> What is needed: Search the material and gather each line with "this" in it.

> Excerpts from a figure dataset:
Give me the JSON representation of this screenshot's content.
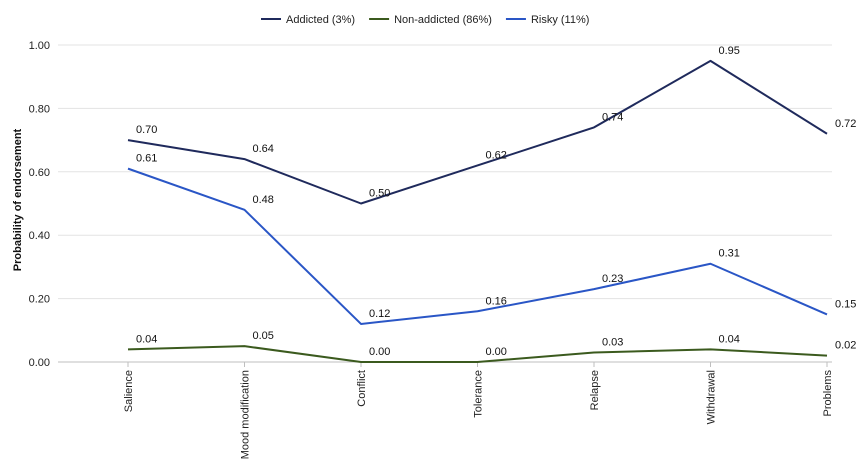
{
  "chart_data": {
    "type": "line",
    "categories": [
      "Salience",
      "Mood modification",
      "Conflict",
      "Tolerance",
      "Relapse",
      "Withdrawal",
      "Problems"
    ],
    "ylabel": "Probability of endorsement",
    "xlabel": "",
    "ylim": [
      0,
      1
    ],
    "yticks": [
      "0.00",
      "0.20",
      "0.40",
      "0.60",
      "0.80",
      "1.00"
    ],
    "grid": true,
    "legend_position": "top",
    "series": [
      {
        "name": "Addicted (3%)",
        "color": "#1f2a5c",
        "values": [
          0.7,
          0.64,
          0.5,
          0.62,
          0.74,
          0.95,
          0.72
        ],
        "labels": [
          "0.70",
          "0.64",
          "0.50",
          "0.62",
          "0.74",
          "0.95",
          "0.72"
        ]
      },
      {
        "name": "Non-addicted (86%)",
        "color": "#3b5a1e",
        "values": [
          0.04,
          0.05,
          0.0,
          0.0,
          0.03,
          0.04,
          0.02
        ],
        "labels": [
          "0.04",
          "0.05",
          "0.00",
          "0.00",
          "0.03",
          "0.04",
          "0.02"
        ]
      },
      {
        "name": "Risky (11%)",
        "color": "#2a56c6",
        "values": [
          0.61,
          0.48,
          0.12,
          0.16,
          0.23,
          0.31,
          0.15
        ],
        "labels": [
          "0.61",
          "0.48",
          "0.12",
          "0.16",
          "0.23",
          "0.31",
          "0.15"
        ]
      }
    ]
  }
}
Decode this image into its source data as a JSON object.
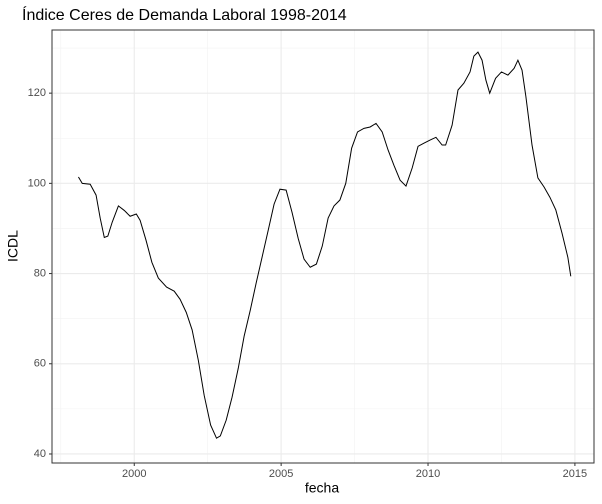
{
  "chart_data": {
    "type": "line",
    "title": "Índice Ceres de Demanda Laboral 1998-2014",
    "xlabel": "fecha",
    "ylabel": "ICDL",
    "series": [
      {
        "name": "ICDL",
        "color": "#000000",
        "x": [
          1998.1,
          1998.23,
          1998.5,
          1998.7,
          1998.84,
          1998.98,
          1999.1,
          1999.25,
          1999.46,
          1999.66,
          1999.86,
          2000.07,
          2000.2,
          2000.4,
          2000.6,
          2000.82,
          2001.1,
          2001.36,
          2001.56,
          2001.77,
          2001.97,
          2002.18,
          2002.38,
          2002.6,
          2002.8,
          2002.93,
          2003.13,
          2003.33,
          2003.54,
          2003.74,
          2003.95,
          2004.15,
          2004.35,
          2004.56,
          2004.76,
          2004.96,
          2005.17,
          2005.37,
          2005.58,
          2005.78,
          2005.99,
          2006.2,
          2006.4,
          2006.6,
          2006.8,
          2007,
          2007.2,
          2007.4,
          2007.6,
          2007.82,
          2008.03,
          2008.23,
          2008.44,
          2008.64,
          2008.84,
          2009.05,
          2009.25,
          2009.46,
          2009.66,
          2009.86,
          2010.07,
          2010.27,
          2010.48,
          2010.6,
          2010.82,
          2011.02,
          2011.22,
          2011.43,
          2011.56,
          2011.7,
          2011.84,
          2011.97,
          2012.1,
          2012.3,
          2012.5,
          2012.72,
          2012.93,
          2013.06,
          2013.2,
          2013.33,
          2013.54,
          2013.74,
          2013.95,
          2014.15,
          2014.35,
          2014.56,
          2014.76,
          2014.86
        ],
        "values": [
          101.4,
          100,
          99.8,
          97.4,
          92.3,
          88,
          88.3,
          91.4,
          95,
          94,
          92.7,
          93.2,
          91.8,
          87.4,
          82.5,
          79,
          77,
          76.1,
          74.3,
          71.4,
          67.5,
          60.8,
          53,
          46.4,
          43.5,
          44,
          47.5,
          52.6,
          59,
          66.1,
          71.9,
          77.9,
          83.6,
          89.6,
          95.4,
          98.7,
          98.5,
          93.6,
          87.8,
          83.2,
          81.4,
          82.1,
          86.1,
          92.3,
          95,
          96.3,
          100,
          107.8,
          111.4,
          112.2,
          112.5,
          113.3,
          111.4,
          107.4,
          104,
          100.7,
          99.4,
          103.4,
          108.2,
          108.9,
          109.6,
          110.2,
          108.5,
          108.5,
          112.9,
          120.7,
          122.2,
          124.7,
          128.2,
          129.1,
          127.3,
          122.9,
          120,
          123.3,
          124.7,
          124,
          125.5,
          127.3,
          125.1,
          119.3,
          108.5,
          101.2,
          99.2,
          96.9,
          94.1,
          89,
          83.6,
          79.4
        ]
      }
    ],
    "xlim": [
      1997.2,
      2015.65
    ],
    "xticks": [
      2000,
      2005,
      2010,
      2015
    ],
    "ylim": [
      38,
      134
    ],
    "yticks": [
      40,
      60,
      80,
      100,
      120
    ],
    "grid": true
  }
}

> Output of the task:
Give me the JSON representation of this screenshot's content.
Decode this image into its source data as a JSON object.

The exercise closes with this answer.